From the line that includes "What does this" to the last line of the records that follow, copy every line exactly and nothing more, omitting pictures.

§ **Supplied data**
* START *

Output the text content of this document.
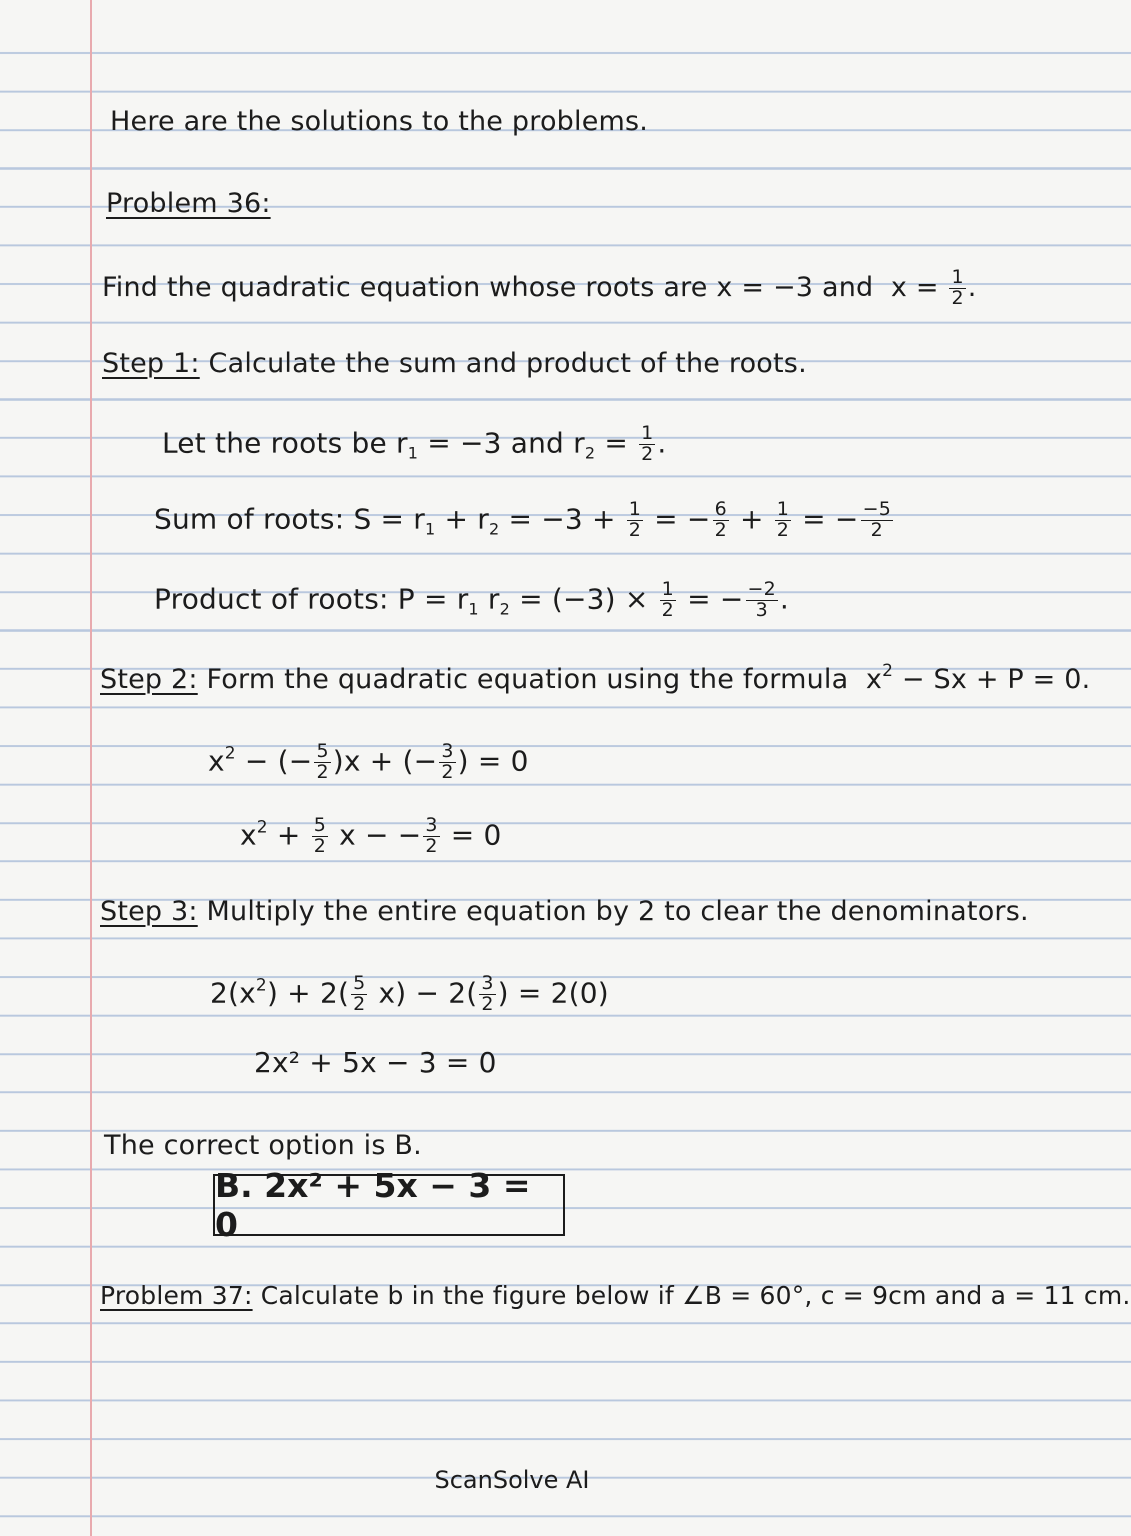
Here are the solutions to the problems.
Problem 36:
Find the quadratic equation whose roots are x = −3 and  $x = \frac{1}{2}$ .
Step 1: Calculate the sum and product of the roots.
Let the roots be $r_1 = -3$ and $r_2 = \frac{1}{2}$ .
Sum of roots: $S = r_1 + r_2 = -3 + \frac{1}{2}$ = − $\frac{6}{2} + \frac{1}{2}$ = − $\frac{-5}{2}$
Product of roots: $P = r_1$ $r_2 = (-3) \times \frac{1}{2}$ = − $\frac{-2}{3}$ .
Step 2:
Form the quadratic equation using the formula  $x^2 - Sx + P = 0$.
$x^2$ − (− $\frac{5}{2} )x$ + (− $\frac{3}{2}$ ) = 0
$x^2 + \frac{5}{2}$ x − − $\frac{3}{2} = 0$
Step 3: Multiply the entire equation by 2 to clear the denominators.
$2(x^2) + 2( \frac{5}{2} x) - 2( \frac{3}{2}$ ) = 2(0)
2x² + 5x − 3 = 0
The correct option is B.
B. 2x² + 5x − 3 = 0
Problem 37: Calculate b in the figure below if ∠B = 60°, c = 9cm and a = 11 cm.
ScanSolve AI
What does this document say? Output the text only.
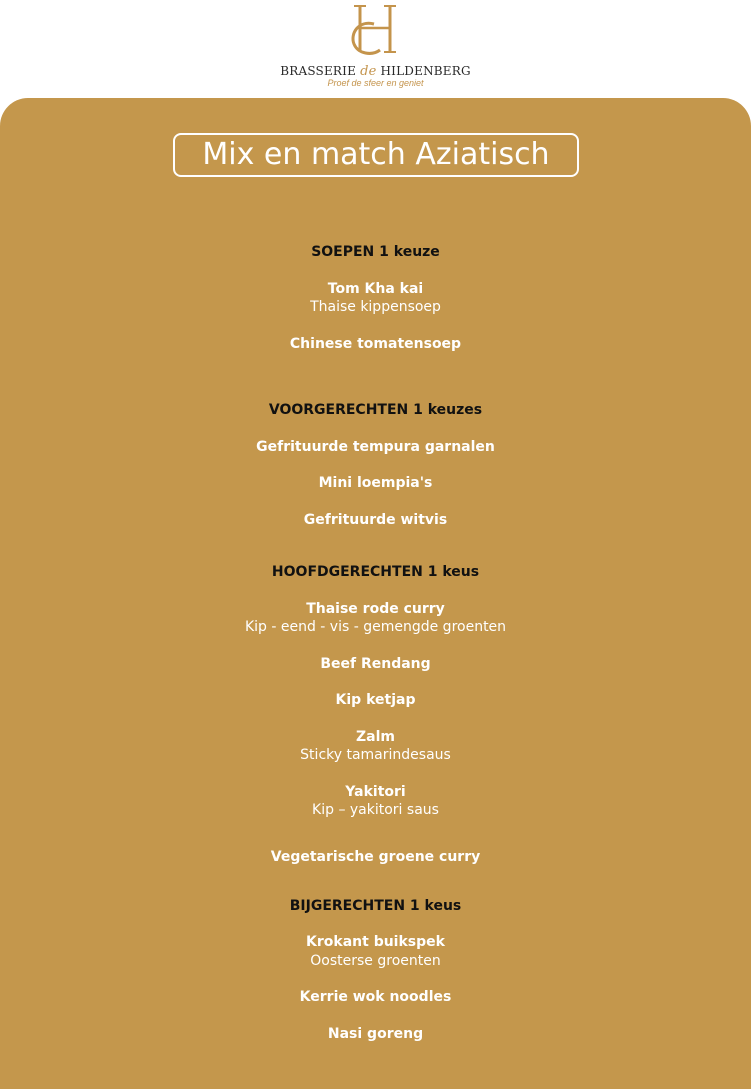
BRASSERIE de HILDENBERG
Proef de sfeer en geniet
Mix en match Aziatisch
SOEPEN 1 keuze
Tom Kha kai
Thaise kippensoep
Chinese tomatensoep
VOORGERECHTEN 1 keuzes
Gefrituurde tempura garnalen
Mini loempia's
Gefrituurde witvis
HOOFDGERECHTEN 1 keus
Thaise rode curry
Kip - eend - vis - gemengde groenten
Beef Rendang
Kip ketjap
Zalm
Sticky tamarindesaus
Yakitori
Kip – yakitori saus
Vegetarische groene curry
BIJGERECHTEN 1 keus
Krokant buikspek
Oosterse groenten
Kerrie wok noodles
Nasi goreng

* END *

§ **In response**
What does this document say? Output the text only.
BRASSERIE de HILDENBERG
Proef de sfeer en geniet
Mix en match Aziatisch
SOEPEN 1 keuze
Tom Kha kai
Thaise kippensoep
Chinese tomatensoep
VOORGERECHTEN 1 keuzes
Gefrituurde tempura garnalen
Mini loempia's
Gefrituurde witvis
HOOFDGERECHTEN 1 keus
Thaise rode curry
Kip - eend - vis - gemengde groenten
Beef Rendang
Kip ketjap
Zalm
Sticky tamarindesaus
Yakitori
Kip – yakitori saus
Vegetarische groene curry
BIJGERECHTEN 1 keus
Krokant buikspek
Oosterse groenten
Kerrie wok noodles
Nasi goreng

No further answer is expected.